— START Records for this task —
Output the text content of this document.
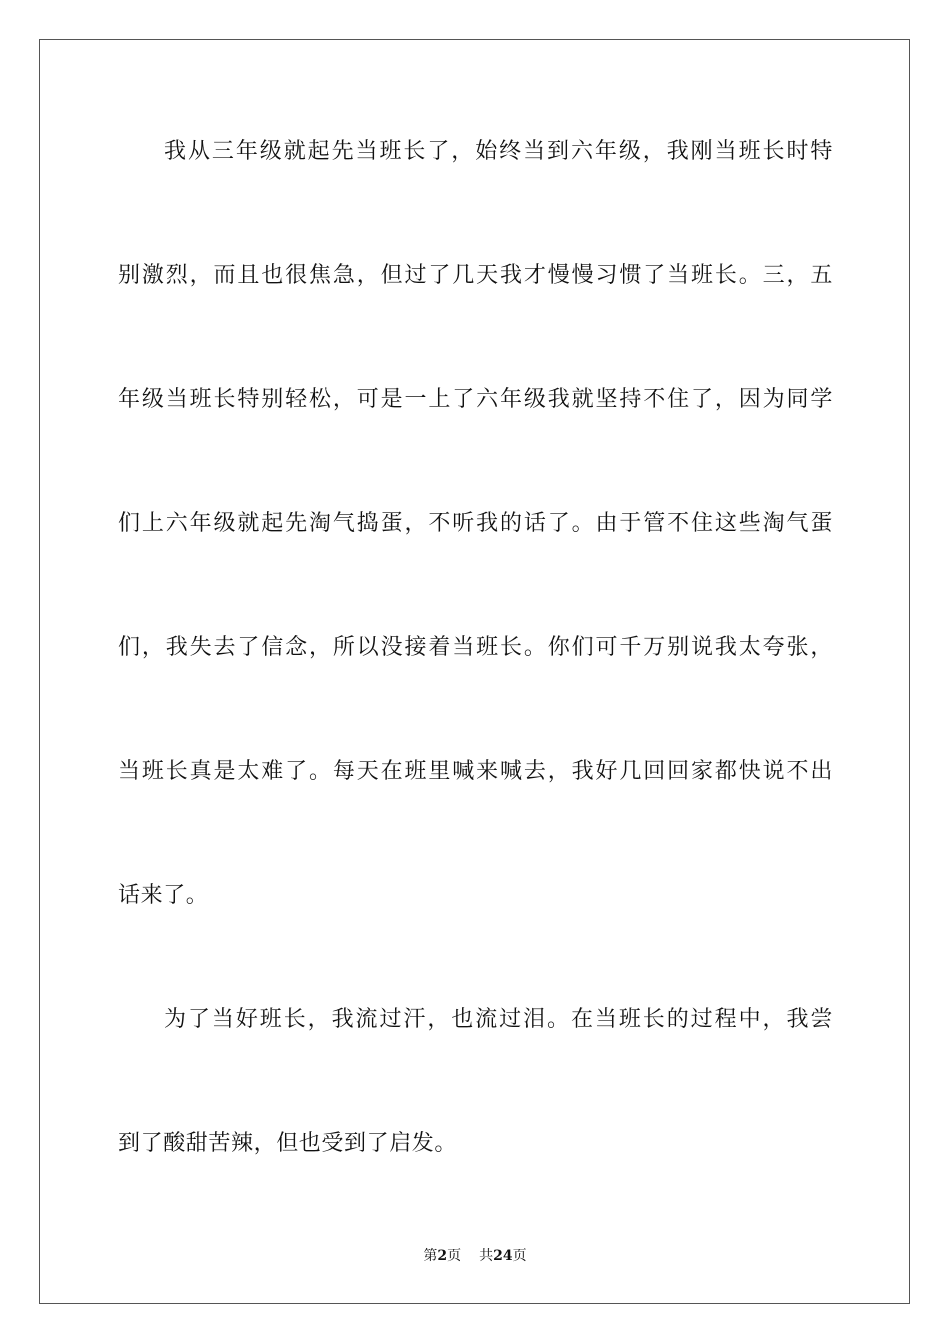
我从三年级就起先当班长了，始终当到六年级，我刚当班长时特
别激烈，而且也很焦急，但过了几天我才慢慢习惯了当班长。三，五
年级当班长特别轻松，可是一上了六年级我就坚持不住了，因为同学
们上六年级就起先淘气捣蛋，不听我的话了。由于管不住这些淘气蛋
们，我失去了信念，所以没接着当班长。你们可千万别说我太夸张，
当班长真是太难了。每天在班里喊来喊去，我好几回回家都快说不出
话来了。
为了当好班长，我流过汗，也流过泪。在当班长的过程中，我尝
到了酸甜苦辣，但也受到了启发。
第2页 共24页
— END Records for this task —
◆ Job: Transcribe the whole listing, character for character, but not its images.

◆ Exercise response:
Output the text content of this document.
我从三年级就起先当班长了，始终当到六年级，我刚当班长时特
别激烈，而且也很焦急，但过了几天我才慢慢习惯了当班长。三，五
年级当班长特别轻松，可是一上了六年级我就坚持不住了，因为同学
们上六年级就起先淘气捣蛋，不听我的话了。由于管不住这些淘气蛋
们，我失去了信念，所以没接着当班长。你们可千万别说我太夸张，
当班长真是太难了。每天在班里喊来喊去，我好几回回家都快说不出
话来了。
为了当好班长，我流过汗，也流过泪。在当班长的过程中，我尝
到了酸甜苦辣，但也受到了启发。
第2页 共24页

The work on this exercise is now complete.